** PROBLEM SET **
1. In the blog post, what color is the master bedroom in the house the writer is painting now?
2. Copy the stretch of the blog post from "I picked up" through "it works out.".

## start TEXT

Monday, April 18, 2011

Foreclosure Predictors

I picked up a new client a couple weeks ago.  I met him when I repaired a couple holes in his girlfriend's house. He was impressed and asked what I did besides drywall. I told him I do handyman stuff and painting too.  Turns out he fixes up bank repo's to put back on the market. Usually they are pretty trashed.  

He said, "I have a house to paint inside and out. I have 2,800.00 in it. If you want to do it you can have it, otherwise I have a Mexican that will do it for me at that price." The price was less than half of what I usually do painting for. I thought about it for half a second.

I said, "Me llamo Esteban."

So now I'm on my second house for him.  I'm working for less than half of what I usually work for but I have over three times the amount of work I've had in the last two years, so I guess it works out.

The first house I painted last week had a powder blue room, a pink room, a room with bright red, canary yellow, lime green and shocking blue walls. The house I'm painting now has... hmmm, a periwinkle room, a Pepto-Bismol pink room and the master bedroom is powder blue. I'm beginning to think I see a pattern developing. I should market my idea to mortgage companies:  Show people a color swatch and see what they pick for house colors. It is a better predictor of foreclosure than perhaps even income.

As much as I love the bedroom colors, the thing I love most about the house I'm repainting now is the living room.  The thing I'm not crazy about is the blood splatters ten feet up on the master bedroom walls.  I don't even want to know. I'm thinking it might have something to do with illicit drug use.  But it makes sense.  After all, I think it would take conciousness altering substances for someone to do what you see when you walk in the front door. 
Isn't there a 911 Designer Police phone number you can call? 

"OK, ma'am.... Put down the sponge, raise your hands above your head and slowly step away from the paint bucket and no one will get hurt...." 

Even though I'm not getting paid a lot there is a rewarding sense about this job.  Even though I am missing most or all of Holy Week to get this job turned over in time, I feel like I am contributing to the spiritual well being of humanity by covering this up. 

Thursday, April 14, 2011

Orthograph #129 - Lenten Disasters


I thought about letting this stand alone, but as my 12th anniversary of becoming Orthodox looms in a few days I figured I'd add some personal annotation.

My first Lents were "successful" because I thought they were. I encountered the disciplines of the Church and I kept the fasts and attended the services relatively strictly. Of course I was tempted and "failed" in some ways and in good conscience and zealous humility I acknowledged my weakness and confronted my humanity. But Lent was a new toy. Or, in construction terms, a new tool. When I first got my unbelievably heavy 12" compound slider miter saw I gleefully hauled it everywhere.

After a dozen years, Lent has become less a "new toy" or a new tool and more of a "real job". Now when I have a job that REQUIRES my 12" saw, I reluctantly carry it from the shed to the truck and do the set up on the job site. But I need it to do the job well. Lent has become much the same thing. I love Lent, but it is also a heavy tool that I'd rather avoid using if possible.

## end TEXT
## start MATERIAL SHOWN

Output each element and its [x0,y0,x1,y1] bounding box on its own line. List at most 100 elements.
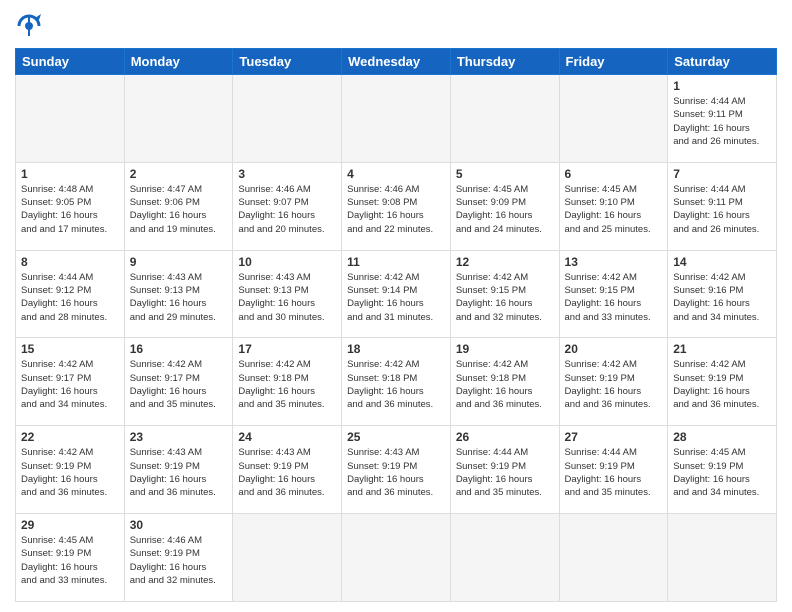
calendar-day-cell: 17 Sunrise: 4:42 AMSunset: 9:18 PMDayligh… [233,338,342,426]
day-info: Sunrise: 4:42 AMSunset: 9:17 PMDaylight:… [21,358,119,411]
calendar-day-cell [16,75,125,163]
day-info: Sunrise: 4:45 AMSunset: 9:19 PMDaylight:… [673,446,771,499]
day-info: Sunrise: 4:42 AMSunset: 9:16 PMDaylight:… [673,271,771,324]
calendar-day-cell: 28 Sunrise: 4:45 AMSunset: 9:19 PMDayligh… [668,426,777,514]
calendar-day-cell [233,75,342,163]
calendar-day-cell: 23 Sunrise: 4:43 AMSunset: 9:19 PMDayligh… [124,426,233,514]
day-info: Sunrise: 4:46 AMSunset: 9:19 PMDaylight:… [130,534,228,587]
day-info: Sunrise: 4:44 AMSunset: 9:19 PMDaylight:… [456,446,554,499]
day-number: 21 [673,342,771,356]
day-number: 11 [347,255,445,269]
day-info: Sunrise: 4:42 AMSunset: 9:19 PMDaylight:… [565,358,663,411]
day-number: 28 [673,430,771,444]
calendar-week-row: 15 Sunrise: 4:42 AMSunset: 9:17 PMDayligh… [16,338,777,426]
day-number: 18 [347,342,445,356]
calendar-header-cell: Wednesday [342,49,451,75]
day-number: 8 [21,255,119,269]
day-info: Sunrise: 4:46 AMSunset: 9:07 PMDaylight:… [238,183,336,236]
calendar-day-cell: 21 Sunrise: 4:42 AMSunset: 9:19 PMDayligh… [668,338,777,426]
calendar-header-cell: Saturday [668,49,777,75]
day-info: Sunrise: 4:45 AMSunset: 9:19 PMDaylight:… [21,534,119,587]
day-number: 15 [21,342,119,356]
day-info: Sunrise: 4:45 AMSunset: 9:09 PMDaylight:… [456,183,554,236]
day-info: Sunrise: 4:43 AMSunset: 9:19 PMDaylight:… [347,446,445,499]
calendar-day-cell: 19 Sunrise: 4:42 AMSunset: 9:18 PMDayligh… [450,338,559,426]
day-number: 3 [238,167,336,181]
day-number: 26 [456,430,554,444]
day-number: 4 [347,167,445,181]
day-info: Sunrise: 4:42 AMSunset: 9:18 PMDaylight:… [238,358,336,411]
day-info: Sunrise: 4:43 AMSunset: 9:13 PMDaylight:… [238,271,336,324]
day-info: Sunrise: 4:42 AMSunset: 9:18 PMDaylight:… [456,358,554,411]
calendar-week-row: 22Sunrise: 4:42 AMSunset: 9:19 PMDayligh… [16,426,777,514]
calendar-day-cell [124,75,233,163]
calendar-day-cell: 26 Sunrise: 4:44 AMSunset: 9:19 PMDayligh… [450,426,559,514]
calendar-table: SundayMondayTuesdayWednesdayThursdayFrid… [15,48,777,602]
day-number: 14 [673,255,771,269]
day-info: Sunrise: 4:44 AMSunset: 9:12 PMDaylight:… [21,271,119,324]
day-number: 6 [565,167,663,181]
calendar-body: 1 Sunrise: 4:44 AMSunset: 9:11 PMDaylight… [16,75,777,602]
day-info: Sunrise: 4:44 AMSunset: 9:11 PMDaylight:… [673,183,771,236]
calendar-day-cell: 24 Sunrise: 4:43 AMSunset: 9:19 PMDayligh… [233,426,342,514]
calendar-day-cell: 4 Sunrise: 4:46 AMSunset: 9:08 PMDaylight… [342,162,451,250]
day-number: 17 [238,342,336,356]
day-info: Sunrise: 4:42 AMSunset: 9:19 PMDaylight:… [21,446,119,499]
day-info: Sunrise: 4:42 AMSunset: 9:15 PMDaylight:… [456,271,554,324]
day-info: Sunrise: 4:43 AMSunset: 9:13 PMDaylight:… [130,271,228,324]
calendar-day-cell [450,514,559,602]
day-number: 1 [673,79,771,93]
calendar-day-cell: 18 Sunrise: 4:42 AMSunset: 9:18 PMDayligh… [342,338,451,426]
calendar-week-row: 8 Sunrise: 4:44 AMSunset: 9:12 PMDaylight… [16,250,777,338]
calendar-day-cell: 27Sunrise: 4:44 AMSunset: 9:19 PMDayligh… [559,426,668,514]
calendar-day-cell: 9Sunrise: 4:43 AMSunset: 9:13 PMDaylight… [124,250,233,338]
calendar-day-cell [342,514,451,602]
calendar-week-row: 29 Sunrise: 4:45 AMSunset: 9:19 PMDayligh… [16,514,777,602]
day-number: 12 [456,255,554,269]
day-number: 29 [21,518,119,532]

## end MATERIAL SHOWN

** WRITTEN RESPONSES **
1. Powder blue.

2.
I picked up a new client a couple weeks ago.  I met him when I repaired a couple holes in his girlfriend's house. He was impressed and asked what I did besides drywall. I told him I do handyman stuff and painting too.  Turns out he fixes up bank repo's to put back on the market. Usually they are pretty trashed.  

He said, "I have a house to paint inside and out. I have 2,800.00 in it. If you want to do it you can have it, otherwise I have a Mexican that will do it for me at that price." The price was less than half of what I usually do painting for. I thought about it for half a second.

I said, "Me llamo Esteban."

So now I'm on my second house for him.  I'm working for less than half of what I usually work for but I have over three times the amount of work I've had in the last two years, so I guess it works out.